### [The task]
Extract every record, exactly as written, and ignore the pictures.

### [Entries provided]
=-=-=-=-=
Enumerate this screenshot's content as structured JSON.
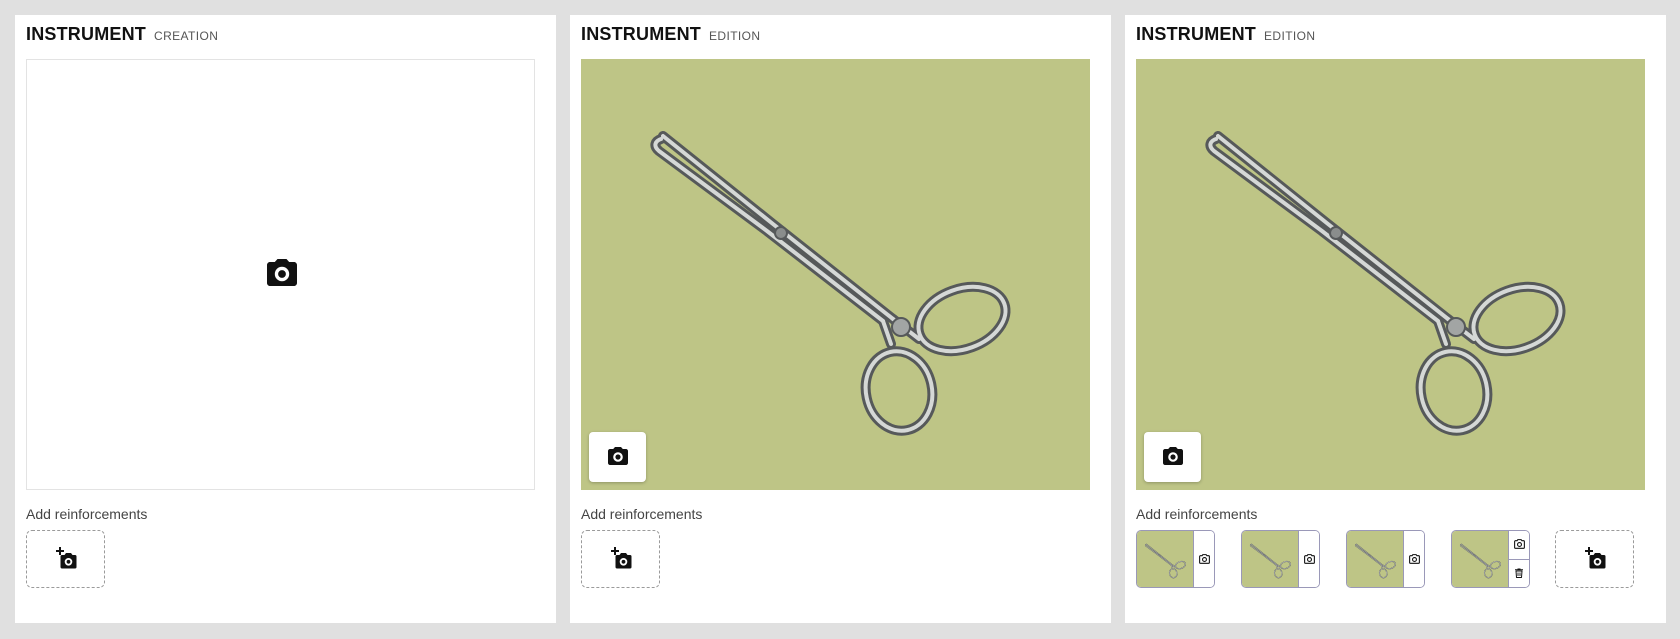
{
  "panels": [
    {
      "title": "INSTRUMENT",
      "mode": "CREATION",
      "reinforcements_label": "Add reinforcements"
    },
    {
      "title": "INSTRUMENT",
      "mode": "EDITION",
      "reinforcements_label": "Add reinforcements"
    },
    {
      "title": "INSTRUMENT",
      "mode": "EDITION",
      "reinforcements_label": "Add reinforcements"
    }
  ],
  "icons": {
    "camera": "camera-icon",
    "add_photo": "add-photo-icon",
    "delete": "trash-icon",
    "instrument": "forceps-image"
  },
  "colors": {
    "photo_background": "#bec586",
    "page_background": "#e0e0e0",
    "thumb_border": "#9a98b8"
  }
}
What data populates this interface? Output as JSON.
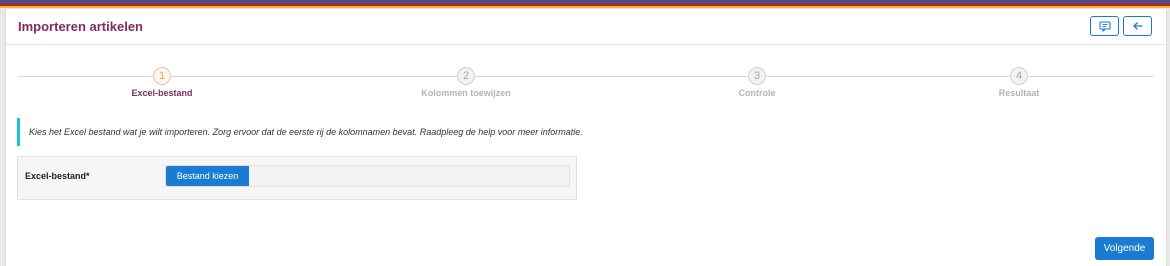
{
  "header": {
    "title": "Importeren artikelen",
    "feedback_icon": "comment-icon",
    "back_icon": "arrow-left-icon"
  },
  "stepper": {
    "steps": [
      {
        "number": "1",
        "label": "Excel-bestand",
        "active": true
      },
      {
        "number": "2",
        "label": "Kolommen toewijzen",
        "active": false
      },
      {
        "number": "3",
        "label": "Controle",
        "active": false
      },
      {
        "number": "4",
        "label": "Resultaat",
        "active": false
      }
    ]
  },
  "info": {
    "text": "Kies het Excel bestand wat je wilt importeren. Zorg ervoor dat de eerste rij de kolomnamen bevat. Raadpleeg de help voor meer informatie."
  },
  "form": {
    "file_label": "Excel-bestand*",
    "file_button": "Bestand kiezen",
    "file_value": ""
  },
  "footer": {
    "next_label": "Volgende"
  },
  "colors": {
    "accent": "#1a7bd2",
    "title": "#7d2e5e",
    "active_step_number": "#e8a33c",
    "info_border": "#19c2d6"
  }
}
=-=-=-=-=
### [Answer]
Enumerate this screenshot's content as structured JSON.
{
  "panels": [
    {
      "title": "INSTRUMENT",
      "mode": "CREATION",
      "reinforcements_label": "Add reinforcements"
    },
    {
      "title": "INSTRUMENT",
      "mode": "EDITION",
      "reinforcements_label": "Add reinforcements"
    },
    {
      "title": "INSTRUMENT",
      "mode": "EDITION",
      "reinforcements_label": "Add reinforcements"
    }
  ],
  "icons": {
    "camera": "camera-icon",
    "add_photo": "add-photo-icon",
    "delete": "trash-icon",
    "instrument": "forceps-image"
  },
  "colors": {
    "photo_background": "#bec586",
    "page_background": "#e0e0e0",
    "thumb_border": "#9a98b8"
  }
}
What data populates this interface? Output as JSON.
{
  "header": {
    "title": "Importeren artikelen",
    "feedback_icon": "comment-icon",
    "back_icon": "arrow-left-icon"
  },
  "stepper": {
    "steps": [
      {
        "number": "1",
        "label": "Excel-bestand",
        "active": true
      },
      {
        "number": "2",
        "label": "Kolommen toewijzen",
        "active": false
      },
      {
        "number": "3",
        "label": "Controle",
        "active": false
      },
      {
        "number": "4",
        "label": "Resultaat",
        "active": false
      }
    ]
  },
  "info": {
    "text": "Kies het Excel bestand wat je wilt importeren. Zorg ervoor dat de eerste rij de kolomnamen bevat. Raadpleeg de help voor meer informatie."
  },
  "form": {
    "file_label": "Excel-bestand*",
    "file_button": "Bestand kiezen",
    "file_value": ""
  },
  "footer": {
    "next_label": "Volgende"
  },
  "colors": {
    "accent": "#1a7bd2",
    "title": "#7d2e5e",
    "active_step_number": "#e8a33c",
    "info_border": "#19c2d6"
  }
}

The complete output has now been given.